_Short problem_. From the listing that follows, extract every line and set it down unaltered.
Start of Dataset records
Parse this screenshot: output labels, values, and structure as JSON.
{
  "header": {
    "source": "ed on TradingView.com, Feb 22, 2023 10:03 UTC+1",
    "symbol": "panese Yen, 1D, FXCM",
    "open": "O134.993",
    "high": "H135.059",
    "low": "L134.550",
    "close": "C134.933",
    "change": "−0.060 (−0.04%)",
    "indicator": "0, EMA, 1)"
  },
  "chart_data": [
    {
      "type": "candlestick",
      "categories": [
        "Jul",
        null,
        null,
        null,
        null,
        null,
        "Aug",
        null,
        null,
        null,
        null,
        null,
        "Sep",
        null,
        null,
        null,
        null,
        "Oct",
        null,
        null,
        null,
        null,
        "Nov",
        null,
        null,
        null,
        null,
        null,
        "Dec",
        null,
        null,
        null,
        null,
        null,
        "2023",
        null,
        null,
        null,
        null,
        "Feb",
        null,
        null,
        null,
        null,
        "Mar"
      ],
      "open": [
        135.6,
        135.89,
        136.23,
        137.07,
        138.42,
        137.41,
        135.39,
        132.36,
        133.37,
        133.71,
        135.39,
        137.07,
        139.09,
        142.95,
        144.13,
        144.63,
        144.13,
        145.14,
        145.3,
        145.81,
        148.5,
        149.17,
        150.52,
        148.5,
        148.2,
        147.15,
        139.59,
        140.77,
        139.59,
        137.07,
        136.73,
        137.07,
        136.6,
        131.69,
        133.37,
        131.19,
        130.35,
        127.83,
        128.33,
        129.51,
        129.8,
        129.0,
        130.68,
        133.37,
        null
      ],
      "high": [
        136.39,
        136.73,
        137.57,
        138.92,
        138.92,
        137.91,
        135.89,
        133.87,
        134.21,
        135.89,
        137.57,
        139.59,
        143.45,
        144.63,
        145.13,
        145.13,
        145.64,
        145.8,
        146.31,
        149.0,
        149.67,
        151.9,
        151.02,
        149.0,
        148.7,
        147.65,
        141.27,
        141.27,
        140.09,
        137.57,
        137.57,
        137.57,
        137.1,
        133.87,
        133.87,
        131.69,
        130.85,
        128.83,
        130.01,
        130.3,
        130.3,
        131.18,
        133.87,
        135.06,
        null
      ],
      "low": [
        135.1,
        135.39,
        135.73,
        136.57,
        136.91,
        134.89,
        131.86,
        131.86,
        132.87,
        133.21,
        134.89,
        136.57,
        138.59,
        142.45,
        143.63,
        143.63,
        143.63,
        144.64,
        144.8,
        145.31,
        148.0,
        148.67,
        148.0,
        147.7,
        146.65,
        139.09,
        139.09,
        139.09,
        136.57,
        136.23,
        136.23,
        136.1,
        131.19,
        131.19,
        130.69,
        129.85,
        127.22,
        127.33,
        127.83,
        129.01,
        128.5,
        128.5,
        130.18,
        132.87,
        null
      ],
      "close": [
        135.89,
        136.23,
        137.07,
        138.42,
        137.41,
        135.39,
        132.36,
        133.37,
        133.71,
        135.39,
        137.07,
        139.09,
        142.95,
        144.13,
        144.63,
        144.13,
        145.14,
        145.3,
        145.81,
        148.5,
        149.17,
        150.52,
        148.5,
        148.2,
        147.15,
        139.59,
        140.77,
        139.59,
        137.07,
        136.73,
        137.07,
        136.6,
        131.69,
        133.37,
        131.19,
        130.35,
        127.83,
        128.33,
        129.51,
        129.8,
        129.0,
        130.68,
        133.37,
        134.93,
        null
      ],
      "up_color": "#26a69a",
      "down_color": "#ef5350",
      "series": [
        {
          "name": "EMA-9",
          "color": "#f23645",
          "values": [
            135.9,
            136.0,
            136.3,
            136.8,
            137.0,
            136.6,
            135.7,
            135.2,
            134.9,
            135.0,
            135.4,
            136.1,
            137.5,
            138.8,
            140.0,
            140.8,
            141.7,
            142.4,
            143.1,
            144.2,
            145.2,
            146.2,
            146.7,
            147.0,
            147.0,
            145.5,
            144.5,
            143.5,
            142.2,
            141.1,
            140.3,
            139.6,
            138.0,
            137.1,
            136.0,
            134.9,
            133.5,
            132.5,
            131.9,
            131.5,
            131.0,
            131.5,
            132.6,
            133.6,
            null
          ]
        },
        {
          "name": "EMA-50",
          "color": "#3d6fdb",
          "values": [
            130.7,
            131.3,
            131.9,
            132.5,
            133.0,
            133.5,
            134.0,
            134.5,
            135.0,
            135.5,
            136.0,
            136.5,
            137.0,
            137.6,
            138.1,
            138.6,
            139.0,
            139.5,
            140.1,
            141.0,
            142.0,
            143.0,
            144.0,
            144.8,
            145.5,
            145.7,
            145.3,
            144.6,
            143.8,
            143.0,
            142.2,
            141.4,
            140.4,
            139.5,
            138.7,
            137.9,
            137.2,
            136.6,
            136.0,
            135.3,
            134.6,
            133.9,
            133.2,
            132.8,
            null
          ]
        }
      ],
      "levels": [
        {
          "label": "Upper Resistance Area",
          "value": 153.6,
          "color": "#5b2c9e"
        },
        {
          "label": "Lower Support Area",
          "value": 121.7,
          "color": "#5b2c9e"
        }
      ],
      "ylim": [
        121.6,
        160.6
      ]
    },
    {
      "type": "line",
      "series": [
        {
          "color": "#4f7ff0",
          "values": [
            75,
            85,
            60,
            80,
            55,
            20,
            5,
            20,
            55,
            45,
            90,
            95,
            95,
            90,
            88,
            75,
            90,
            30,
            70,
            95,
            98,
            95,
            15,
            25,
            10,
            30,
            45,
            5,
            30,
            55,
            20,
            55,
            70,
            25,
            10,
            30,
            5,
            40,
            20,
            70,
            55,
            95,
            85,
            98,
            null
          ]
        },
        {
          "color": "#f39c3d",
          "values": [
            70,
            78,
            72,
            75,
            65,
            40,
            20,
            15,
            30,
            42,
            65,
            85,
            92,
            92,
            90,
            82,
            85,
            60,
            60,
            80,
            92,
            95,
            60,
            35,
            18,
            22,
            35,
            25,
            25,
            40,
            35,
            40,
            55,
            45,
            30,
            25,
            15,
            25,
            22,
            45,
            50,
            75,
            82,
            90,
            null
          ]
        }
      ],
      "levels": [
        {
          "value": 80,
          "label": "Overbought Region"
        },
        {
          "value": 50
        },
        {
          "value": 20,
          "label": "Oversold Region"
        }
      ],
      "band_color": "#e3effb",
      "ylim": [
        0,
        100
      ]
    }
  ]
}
End of Dataset records
_Answer to the exercise_.
Parse this screenshot: output labels, values, and structure as JSON.
{
  "header": {
    "source": "ed on TradingView.com, Feb 22, 2023 10:03 UTC+1",
    "symbol": "panese Yen, 1D, FXCM",
    "open": "O134.993",
    "high": "H135.059",
    "low": "L134.550",
    "close": "C134.933",
    "change": "−0.060 (−0.04%)",
    "indicator": "0, EMA, 1)"
  },
  "chart_data": [
    {
      "type": "candlestick",
      "categories": [
        "Jul",
        null,
        null,
        null,
        null,
        null,
        "Aug",
        null,
        null,
        null,
        null,
        null,
        "Sep",
        null,
        null,
        null,
        null,
        "Oct",
        null,
        null,
        null,
        null,
        "Nov",
        null,
        null,
        null,
        null,
        null,
        "Dec",
        null,
        null,
        null,
        null,
        null,
        "2023",
        null,
        null,
        null,
        null,
        "Feb",
        null,
        null,
        null,
        null,
        "Mar"
      ],
      "open": [
        135.6,
        135.89,
        136.23,
        137.07,
        138.42,
        137.41,
        135.39,
        132.36,
        133.37,
        133.71,
        135.39,
        137.07,
        139.09,
        142.95,
        144.13,
        144.63,
        144.13,
        145.14,
        145.3,
        145.81,
        148.5,
        149.17,
        150.52,
        148.5,
        148.2,
        147.15,
        139.59,
        140.77,
        139.59,
        137.07,
        136.73,
        137.07,
        136.6,
        131.69,
        133.37,
        131.19,
        130.35,
        127.83,
        128.33,
        129.51,
        129.8,
        129.0,
        130.68,
        133.37,
        null
      ],
      "high": [
        136.39,
        136.73,
        137.57,
        138.92,
        138.92,
        137.91,
        135.89,
        133.87,
        134.21,
        135.89,
        137.57,
        139.59,
        143.45,
        144.63,
        145.13,
        145.13,
        145.64,
        145.8,
        146.31,
        149.0,
        149.67,
        151.9,
        151.02,
        149.0,
        148.7,
        147.65,
        141.27,
        141.27,
        140.09,
        137.57,
        137.57,
        137.57,
        137.1,
        133.87,
        133.87,
        131.69,
        130.85,
        128.83,
        130.01,
        130.3,
        130.3,
        131.18,
        133.87,
        135.06,
        null
      ],
      "low": [
        135.1,
        135.39,
        135.73,
        136.57,
        136.91,
        134.89,
        131.86,
        131.86,
        132.87,
        133.21,
        134.89,
        136.57,
        138.59,
        142.45,
        143.63,
        143.63,
        143.63,
        144.64,
        144.8,
        145.31,
        148.0,
        148.67,
        148.0,
        147.7,
        146.65,
        139.09,
        139.09,
        139.09,
        136.57,
        136.23,
        136.23,
        136.1,
        131.19,
        131.19,
        130.69,
        129.85,
        127.22,
        127.33,
        127.83,
        129.01,
        128.5,
        128.5,
        130.18,
        132.87,
        null
      ],
      "close": [
        135.89,
        136.23,
        137.07,
        138.42,
        137.41,
        135.39,
        132.36,
        133.37,
        133.71,
        135.39,
        137.07,
        139.09,
        142.95,
        144.13,
        144.63,
        144.13,
        145.14,
        145.3,
        145.81,
        148.5,
        149.17,
        150.52,
        148.5,
        148.2,
        147.15,
        139.59,
        140.77,
        139.59,
        137.07,
        136.73,
        137.07,
        136.6,
        131.69,
        133.37,
        131.19,
        130.35,
        127.83,
        128.33,
        129.51,
        129.8,
        129.0,
        130.68,
        133.37,
        134.93,
        null
      ],
      "up_color": "#26a69a",
      "down_color": "#ef5350",
      "series": [
        {
          "name": "EMA-9",
          "color": "#f23645",
          "values": [
            135.9,
            136.0,
            136.3,
            136.8,
            137.0,
            136.6,
            135.7,
            135.2,
            134.9,
            135.0,
            135.4,
            136.1,
            137.5,
            138.8,
            140.0,
            140.8,
            141.7,
            142.4,
            143.1,
            144.2,
            145.2,
            146.2,
            146.7,
            147.0,
            147.0,
            145.5,
            144.5,
            143.5,
            142.2,
            141.1,
            140.3,
            139.6,
            138.0,
            137.1,
            136.0,
            134.9,
            133.5,
            132.5,
            131.9,
            131.5,
            131.0,
            131.5,
            132.6,
            133.6,
            null
          ]
        },
        {
          "name": "EMA-50",
          "color": "#3d6fdb",
          "values": [
            130.7,
            131.3,
            131.9,
            132.5,
            133.0,
            133.5,
            134.0,
            134.5,
            135.0,
            135.5,
            136.0,
            136.5,
            137.0,
            137.6,
            138.1,
            138.6,
            139.0,
            139.5,
            140.1,
            141.0,
            142.0,
            143.0,
            144.0,
            144.8,
            145.5,
            145.7,
            145.3,
            144.6,
            143.8,
            143.0,
            142.2,
            141.4,
            140.4,
            139.5,
            138.7,
            137.9,
            137.2,
            136.6,
            136.0,
            135.3,
            134.6,
            133.9,
            133.2,
            132.8,
            null
          ]
        }
      ],
      "levels": [
        {
          "label": "Upper Resistance Area",
          "value": 153.6,
          "color": "#5b2c9e"
        },
        {
          "label": "Lower Support Area",
          "value": 121.7,
          "color": "#5b2c9e"
        }
      ],
      "ylim": [
        121.6,
        160.6
      ]
    },
    {
      "type": "line",
      "series": [
        {
          "color": "#4f7ff0",
          "values": [
            75,
            85,
            60,
            80,
            55,
            20,
            5,
            20,
            55,
            45,
            90,
            95,
            95,
            90,
            88,
            75,
            90,
            30,
            70,
            95,
            98,
            95,
            15,
            25,
            10,
            30,
            45,
            5,
            30,
            55,
            20,
            55,
            70,
            25,
            10,
            30,
            5,
            40,
            20,
            70,
            55,
            95,
            85,
            98,
            null
          ]
        },
        {
          "color": "#f39c3d",
          "values": [
            70,
            78,
            72,
            75,
            65,
            40,
            20,
            15,
            30,
            42,
            65,
            85,
            92,
            92,
            90,
            82,
            85,
            60,
            60,
            80,
            92,
            95,
            60,
            35,
            18,
            22,
            35,
            25,
            25,
            40,
            35,
            40,
            55,
            45,
            30,
            25,
            15,
            25,
            22,
            45,
            50,
            75,
            82,
            90,
            null
          ]
        }
      ],
      "levels": [
        {
          "value": 80,
          "label": "Overbought Region"
        },
        {
          "value": 50
        },
        {
          "value": 20,
          "label": "Oversold Region"
        }
      ],
      "band_color": "#e3effb",
      "ylim": [
        0,
        100
      ]
    }
  ]
}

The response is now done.